### Set problem
Reply with one number only, the count of lines holding the string "style".
*** The data ***
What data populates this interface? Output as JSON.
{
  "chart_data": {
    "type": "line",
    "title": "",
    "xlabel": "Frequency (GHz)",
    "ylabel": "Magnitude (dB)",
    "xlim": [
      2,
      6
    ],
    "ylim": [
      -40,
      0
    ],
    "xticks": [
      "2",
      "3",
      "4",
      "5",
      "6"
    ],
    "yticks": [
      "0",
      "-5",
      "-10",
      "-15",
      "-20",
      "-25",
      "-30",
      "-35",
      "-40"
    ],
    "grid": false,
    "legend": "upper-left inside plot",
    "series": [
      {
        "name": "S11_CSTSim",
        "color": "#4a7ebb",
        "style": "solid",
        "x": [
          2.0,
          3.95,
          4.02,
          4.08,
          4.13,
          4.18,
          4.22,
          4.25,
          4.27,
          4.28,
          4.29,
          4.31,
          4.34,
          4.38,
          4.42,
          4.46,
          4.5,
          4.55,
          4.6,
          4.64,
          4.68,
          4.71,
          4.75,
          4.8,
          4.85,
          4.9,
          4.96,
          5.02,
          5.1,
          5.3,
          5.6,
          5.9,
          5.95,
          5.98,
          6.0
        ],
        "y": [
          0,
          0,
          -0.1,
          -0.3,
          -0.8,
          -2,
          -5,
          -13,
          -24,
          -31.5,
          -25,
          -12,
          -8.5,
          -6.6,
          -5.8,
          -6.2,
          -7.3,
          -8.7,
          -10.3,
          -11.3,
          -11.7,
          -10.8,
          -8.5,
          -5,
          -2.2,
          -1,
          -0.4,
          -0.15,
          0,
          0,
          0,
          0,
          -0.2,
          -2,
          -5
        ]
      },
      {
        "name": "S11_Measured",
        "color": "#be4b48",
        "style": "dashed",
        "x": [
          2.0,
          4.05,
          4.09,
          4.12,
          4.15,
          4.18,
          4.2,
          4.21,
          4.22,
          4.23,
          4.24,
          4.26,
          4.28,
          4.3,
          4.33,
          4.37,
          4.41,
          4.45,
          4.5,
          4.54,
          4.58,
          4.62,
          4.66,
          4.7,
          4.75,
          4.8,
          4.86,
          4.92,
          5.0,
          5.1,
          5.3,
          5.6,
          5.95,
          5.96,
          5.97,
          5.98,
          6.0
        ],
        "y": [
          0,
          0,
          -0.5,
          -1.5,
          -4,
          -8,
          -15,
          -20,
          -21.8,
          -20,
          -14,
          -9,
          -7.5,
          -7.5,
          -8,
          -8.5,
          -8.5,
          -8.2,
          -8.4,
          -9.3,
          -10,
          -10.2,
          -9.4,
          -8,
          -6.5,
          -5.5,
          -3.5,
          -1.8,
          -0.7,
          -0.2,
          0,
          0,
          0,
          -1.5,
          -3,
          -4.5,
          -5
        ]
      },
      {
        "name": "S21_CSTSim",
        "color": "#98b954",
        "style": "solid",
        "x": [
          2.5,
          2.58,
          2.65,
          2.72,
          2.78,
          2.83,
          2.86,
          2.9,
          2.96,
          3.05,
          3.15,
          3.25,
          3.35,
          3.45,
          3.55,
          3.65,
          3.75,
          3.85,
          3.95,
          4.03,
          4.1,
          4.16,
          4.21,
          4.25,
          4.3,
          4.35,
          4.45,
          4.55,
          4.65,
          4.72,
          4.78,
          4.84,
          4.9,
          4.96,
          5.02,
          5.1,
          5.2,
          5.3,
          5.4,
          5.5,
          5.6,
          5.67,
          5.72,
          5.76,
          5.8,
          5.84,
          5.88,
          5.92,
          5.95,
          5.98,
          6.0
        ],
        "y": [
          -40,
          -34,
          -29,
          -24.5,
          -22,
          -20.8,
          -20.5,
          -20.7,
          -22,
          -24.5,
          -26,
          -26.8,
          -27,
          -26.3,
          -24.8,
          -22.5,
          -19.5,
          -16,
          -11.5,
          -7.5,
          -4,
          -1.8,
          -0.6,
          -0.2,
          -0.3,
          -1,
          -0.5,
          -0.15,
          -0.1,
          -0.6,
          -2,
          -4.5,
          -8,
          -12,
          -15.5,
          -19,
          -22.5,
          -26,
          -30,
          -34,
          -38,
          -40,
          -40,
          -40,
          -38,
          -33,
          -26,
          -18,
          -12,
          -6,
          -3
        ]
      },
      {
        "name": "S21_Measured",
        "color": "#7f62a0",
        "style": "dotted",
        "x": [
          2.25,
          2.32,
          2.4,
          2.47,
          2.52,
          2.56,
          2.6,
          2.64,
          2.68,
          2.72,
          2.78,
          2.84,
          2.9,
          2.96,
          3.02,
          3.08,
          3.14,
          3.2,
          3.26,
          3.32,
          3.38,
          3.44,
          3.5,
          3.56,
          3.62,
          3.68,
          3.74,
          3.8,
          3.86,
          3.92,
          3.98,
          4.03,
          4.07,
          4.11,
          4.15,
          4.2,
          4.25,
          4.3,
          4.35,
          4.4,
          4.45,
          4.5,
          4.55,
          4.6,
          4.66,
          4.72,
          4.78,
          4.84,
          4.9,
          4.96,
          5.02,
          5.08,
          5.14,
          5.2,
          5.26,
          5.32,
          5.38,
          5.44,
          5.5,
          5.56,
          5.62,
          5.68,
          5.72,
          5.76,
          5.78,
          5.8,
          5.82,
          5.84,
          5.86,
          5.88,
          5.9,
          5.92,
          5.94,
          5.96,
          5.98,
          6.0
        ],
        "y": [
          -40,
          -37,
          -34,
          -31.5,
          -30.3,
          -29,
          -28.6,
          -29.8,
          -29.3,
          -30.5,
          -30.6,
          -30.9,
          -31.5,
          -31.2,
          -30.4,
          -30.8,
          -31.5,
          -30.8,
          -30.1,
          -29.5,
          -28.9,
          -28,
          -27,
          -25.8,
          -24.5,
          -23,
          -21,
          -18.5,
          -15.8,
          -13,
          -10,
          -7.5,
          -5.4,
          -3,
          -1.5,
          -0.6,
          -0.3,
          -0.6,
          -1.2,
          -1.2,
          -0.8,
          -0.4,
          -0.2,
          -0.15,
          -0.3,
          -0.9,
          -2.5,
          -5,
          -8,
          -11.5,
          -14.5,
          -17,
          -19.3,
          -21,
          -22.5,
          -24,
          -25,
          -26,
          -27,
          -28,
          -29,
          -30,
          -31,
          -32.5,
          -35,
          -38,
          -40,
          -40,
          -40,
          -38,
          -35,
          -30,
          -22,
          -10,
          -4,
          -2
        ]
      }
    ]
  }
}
***
### Final result
4